▸ Request
Below are some records; give them all again exactly, but not the pictures.

▸ Entries provided
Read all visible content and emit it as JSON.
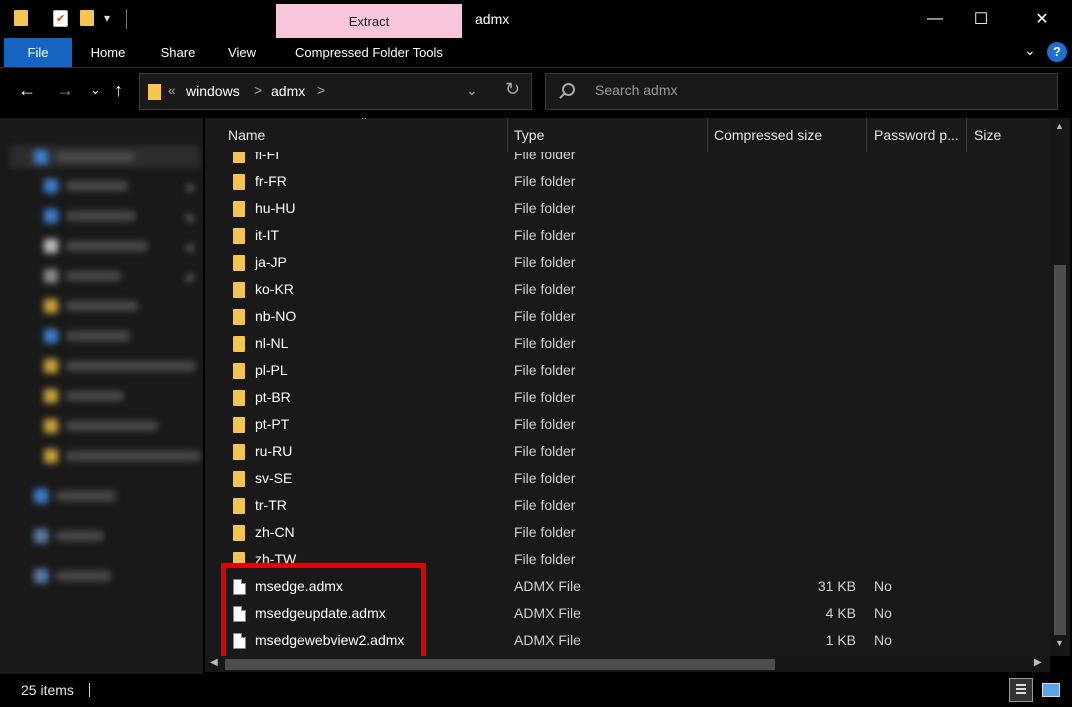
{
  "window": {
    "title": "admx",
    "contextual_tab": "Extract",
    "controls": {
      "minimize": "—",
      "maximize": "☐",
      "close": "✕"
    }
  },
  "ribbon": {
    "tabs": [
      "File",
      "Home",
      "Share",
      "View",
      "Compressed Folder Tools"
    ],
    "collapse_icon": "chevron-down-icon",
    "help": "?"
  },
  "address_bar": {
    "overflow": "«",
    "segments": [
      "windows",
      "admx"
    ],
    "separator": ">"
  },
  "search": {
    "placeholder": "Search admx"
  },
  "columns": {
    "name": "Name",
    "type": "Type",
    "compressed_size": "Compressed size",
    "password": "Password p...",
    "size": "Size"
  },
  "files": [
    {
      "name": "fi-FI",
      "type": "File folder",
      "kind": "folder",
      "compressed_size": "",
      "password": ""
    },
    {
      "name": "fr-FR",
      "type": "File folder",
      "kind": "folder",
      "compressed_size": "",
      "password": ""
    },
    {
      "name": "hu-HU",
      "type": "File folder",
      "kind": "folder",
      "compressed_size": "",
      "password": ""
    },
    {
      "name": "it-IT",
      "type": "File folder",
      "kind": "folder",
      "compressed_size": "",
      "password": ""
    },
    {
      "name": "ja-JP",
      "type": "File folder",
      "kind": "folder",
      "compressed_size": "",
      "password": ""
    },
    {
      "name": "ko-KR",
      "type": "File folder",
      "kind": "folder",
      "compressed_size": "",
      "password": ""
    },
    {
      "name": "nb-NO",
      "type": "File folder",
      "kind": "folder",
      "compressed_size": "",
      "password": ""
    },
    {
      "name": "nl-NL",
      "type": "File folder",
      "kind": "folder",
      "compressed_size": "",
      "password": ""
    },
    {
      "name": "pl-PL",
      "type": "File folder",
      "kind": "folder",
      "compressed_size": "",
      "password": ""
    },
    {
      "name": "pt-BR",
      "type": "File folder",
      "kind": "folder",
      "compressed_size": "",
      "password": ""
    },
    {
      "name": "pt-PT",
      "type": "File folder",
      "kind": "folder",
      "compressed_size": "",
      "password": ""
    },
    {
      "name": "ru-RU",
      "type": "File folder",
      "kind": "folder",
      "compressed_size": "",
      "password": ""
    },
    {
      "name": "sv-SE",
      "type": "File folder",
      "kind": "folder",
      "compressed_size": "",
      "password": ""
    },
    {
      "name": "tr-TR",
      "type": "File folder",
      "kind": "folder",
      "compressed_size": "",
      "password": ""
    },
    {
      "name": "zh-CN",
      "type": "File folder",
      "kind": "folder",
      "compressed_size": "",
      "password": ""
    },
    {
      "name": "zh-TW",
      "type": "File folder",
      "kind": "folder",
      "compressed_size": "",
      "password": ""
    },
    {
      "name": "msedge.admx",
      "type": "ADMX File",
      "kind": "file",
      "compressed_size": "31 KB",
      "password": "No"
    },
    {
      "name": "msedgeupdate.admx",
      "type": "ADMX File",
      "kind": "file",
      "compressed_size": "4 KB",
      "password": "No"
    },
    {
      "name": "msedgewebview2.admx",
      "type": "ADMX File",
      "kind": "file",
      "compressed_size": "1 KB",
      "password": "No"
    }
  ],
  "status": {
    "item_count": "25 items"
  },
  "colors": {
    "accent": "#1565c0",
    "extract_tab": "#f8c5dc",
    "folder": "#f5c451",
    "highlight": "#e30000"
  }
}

▸ Response to this task
Read all visible content and emit it as JSON.
{
  "window": {
    "title": "admx",
    "contextual_tab": "Extract",
    "controls": {
      "minimize": "—",
      "maximize": "☐",
      "close": "✕"
    }
  },
  "ribbon": {
    "tabs": [
      "File",
      "Home",
      "Share",
      "View",
      "Compressed Folder Tools"
    ],
    "collapse_icon": "chevron-down-icon",
    "help": "?"
  },
  "address_bar": {
    "overflow": "«",
    "segments": [
      "windows",
      "admx"
    ],
    "separator": ">"
  },
  "search": {
    "placeholder": "Search admx"
  },
  "columns": {
    "name": "Name",
    "type": "Type",
    "compressed_size": "Compressed size",
    "password": "Password p...",
    "size": "Size"
  },
  "files": [
    {
      "name": "fi-FI",
      "type": "File folder",
      "kind": "folder",
      "compressed_size": "",
      "password": ""
    },
    {
      "name": "fr-FR",
      "type": "File folder",
      "kind": "folder",
      "compressed_size": "",
      "password": ""
    },
    {
      "name": "hu-HU",
      "type": "File folder",
      "kind": "folder",
      "compressed_size": "",
      "password": ""
    },
    {
      "name": "it-IT",
      "type": "File folder",
      "kind": "folder",
      "compressed_size": "",
      "password": ""
    },
    {
      "name": "ja-JP",
      "type": "File folder",
      "kind": "folder",
      "compressed_size": "",
      "password": ""
    },
    {
      "name": "ko-KR",
      "type": "File folder",
      "kind": "folder",
      "compressed_size": "",
      "password": ""
    },
    {
      "name": "nb-NO",
      "type": "File folder",
      "kind": "folder",
      "compressed_size": "",
      "password": ""
    },
    {
      "name": "nl-NL",
      "type": "File folder",
      "kind": "folder",
      "compressed_size": "",
      "password": ""
    },
    {
      "name": "pl-PL",
      "type": "File folder",
      "kind": "folder",
      "compressed_size": "",
      "password": ""
    },
    {
      "name": "pt-BR",
      "type": "File folder",
      "kind": "folder",
      "compressed_size": "",
      "password": ""
    },
    {
      "name": "pt-PT",
      "type": "File folder",
      "kind": "folder",
      "compressed_size": "",
      "password": ""
    },
    {
      "name": "ru-RU",
      "type": "File folder",
      "kind": "folder",
      "compressed_size": "",
      "password": ""
    },
    {
      "name": "sv-SE",
      "type": "File folder",
      "kind": "folder",
      "compressed_size": "",
      "password": ""
    },
    {
      "name": "tr-TR",
      "type": "File folder",
      "kind": "folder",
      "compressed_size": "",
      "password": ""
    },
    {
      "name": "zh-CN",
      "type": "File folder",
      "kind": "folder",
      "compressed_size": "",
      "password": ""
    },
    {
      "name": "zh-TW",
      "type": "File folder",
      "kind": "folder",
      "compressed_size": "",
      "password": ""
    },
    {
      "name": "msedge.admx",
      "type": "ADMX File",
      "kind": "file",
      "compressed_size": "31 KB",
      "password": "No"
    },
    {
      "name": "msedgeupdate.admx",
      "type": "ADMX File",
      "kind": "file",
      "compressed_size": "4 KB",
      "password": "No"
    },
    {
      "name": "msedgewebview2.admx",
      "type": "ADMX File",
      "kind": "file",
      "compressed_size": "1 KB",
      "password": "No"
    }
  ],
  "status": {
    "item_count": "25 items"
  },
  "colors": {
    "accent": "#1565c0",
    "extract_tab": "#f8c5dc",
    "folder": "#f5c451",
    "highlight": "#e30000"
  }
}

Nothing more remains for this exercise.